** Begin Information provided **

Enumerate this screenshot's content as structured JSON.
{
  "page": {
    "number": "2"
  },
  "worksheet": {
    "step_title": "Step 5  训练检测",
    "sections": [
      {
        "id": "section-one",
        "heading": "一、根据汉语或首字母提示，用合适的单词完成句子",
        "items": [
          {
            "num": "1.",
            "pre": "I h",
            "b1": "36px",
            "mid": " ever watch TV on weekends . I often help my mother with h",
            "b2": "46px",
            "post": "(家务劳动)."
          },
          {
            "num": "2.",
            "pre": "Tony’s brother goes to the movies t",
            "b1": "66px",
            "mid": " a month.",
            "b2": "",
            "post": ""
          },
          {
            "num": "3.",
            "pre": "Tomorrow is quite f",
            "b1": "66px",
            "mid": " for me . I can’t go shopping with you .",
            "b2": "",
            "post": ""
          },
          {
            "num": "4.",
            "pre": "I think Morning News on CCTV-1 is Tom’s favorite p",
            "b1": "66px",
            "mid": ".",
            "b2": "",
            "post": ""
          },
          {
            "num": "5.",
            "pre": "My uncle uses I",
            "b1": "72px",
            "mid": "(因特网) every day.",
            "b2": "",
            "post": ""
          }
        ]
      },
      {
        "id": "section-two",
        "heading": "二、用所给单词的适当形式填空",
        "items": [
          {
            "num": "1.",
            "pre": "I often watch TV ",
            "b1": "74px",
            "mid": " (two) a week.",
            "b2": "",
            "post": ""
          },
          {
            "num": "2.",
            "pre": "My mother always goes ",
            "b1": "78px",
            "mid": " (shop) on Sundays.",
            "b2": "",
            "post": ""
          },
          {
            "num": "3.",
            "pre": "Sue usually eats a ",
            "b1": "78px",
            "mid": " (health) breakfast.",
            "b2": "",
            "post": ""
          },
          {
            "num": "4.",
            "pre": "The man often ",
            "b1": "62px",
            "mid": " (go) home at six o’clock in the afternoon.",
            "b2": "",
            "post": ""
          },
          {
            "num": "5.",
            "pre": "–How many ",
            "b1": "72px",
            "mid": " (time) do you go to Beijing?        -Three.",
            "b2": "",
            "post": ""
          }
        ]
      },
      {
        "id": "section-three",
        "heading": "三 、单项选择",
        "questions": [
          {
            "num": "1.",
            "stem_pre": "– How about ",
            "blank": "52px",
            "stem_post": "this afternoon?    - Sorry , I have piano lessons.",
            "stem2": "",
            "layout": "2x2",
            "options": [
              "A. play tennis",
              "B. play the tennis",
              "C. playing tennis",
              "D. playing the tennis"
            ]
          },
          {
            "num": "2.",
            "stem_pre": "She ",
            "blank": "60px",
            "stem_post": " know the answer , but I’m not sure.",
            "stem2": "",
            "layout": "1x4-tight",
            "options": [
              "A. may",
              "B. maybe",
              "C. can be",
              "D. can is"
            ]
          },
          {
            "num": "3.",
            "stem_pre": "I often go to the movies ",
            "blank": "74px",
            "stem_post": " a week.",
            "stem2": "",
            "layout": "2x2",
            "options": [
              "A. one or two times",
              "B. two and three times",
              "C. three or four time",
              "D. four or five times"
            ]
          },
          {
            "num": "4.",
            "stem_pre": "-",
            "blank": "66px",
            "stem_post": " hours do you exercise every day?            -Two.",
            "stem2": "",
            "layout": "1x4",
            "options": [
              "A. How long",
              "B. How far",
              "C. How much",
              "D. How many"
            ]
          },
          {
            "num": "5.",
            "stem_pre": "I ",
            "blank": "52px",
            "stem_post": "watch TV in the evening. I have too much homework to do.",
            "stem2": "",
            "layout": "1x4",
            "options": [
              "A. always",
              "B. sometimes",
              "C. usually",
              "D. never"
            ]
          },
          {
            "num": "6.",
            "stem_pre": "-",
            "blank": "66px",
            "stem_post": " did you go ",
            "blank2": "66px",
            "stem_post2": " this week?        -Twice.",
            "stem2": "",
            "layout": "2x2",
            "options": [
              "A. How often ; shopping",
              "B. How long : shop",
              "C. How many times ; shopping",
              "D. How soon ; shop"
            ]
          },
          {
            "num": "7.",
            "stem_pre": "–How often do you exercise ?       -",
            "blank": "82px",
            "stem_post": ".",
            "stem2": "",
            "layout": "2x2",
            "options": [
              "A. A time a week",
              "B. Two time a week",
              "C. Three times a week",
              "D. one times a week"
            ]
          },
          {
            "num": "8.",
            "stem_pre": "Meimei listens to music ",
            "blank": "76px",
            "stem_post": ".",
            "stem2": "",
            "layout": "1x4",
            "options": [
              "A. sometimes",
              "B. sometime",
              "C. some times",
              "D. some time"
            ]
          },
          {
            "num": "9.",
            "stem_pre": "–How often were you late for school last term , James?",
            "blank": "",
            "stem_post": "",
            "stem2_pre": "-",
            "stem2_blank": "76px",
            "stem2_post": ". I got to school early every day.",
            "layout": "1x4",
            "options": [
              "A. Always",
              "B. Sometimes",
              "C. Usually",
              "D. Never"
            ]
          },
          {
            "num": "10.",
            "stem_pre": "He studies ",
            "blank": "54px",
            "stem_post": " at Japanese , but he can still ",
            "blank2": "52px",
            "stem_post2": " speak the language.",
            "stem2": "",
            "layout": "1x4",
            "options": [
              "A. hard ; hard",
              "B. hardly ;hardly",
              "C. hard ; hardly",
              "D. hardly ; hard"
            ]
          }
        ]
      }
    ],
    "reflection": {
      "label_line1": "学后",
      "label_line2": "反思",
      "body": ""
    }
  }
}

** End Information provided **
** Begin Information provided **

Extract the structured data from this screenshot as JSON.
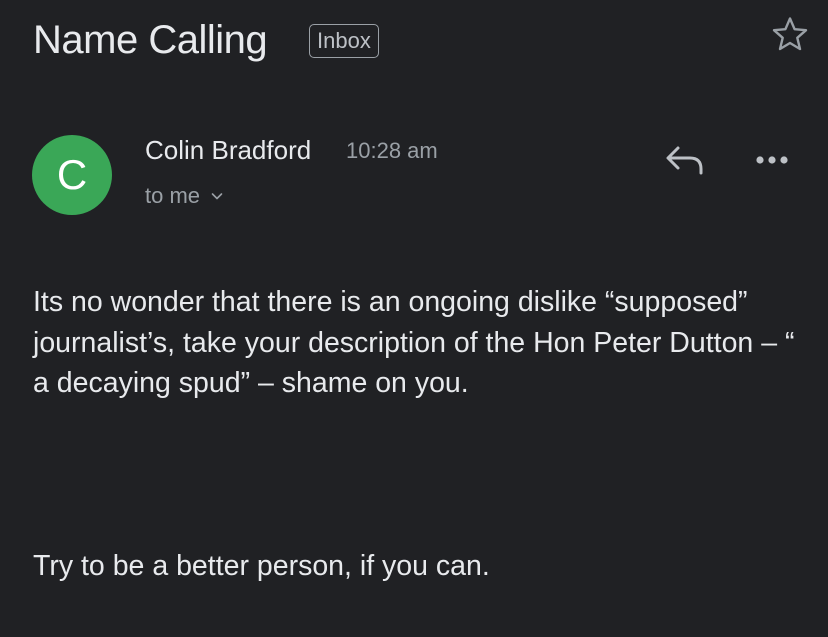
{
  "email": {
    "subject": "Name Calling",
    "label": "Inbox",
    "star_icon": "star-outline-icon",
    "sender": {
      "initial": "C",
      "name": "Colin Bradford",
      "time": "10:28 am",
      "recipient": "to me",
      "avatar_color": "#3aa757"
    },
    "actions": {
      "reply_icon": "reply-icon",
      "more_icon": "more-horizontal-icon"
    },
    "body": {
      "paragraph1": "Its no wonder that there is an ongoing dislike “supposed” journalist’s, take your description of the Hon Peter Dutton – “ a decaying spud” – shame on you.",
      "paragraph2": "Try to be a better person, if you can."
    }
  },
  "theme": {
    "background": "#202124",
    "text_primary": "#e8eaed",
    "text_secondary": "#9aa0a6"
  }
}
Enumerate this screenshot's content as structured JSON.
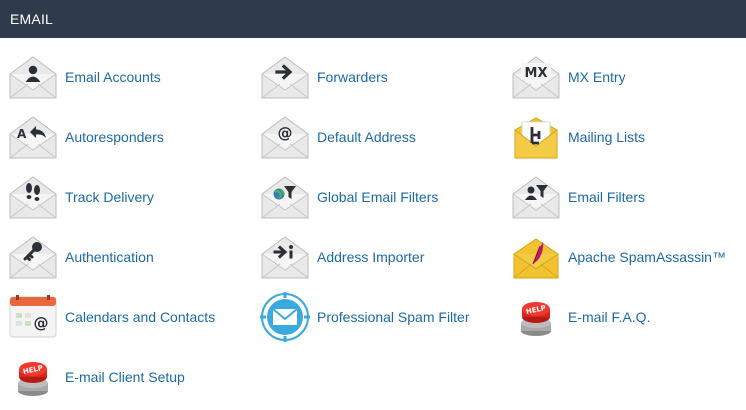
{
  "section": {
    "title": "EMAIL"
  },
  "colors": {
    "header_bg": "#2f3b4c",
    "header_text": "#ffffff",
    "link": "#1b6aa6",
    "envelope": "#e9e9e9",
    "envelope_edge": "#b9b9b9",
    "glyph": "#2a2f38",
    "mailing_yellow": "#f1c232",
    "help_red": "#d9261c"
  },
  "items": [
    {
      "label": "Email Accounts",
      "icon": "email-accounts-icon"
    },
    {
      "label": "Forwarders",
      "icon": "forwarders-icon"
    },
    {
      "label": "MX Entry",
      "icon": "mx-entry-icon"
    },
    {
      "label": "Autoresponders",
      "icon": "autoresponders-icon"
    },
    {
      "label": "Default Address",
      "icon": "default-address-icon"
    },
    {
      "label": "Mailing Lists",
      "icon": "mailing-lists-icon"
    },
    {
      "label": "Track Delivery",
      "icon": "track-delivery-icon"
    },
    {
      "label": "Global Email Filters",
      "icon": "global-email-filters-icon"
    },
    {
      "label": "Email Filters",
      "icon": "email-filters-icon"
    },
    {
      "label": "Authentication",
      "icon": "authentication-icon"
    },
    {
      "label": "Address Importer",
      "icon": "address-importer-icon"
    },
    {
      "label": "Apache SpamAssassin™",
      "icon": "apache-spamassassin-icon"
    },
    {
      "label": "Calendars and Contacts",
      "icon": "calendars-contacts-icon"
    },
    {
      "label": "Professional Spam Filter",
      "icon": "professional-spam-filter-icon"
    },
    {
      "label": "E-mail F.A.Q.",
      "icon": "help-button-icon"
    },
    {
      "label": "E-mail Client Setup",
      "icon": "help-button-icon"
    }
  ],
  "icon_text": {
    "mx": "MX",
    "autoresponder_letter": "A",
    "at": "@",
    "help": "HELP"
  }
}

** End Information provided **
** Begin Information provided **

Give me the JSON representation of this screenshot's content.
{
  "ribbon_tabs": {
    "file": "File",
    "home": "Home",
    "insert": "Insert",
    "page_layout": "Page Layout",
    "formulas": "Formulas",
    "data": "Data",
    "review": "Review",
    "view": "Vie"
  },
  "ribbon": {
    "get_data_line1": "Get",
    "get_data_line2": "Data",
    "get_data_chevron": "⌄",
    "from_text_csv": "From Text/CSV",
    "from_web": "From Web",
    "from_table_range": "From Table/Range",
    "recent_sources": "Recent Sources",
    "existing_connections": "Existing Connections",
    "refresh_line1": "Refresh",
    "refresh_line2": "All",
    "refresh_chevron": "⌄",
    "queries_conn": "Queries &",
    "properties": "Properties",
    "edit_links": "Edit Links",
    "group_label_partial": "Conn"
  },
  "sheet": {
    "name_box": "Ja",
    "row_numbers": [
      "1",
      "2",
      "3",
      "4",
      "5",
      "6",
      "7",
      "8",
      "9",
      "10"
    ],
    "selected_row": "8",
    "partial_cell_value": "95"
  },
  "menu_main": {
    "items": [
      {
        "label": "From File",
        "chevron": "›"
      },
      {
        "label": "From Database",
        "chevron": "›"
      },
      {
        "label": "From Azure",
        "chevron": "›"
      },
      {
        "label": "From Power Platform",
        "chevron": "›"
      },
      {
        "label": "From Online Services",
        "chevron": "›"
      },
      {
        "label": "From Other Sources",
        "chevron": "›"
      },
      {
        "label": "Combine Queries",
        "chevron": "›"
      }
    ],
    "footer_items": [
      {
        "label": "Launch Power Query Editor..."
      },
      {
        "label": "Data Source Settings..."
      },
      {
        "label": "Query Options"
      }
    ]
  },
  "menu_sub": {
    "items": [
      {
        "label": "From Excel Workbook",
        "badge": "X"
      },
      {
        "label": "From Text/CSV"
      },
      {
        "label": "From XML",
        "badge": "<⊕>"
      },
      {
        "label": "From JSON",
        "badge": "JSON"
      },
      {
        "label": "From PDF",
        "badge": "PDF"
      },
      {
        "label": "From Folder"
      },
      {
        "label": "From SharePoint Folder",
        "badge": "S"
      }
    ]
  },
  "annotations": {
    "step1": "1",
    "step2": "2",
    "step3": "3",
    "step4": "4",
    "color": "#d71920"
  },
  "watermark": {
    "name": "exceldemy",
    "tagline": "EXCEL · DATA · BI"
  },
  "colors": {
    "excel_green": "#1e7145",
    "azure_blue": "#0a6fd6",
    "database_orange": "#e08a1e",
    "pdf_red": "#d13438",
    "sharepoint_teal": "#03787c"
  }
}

** End Information provided **

**The exercise:** Tally up the lines with the word "this" in them, and answer with that number by itself.

**The reply:** 6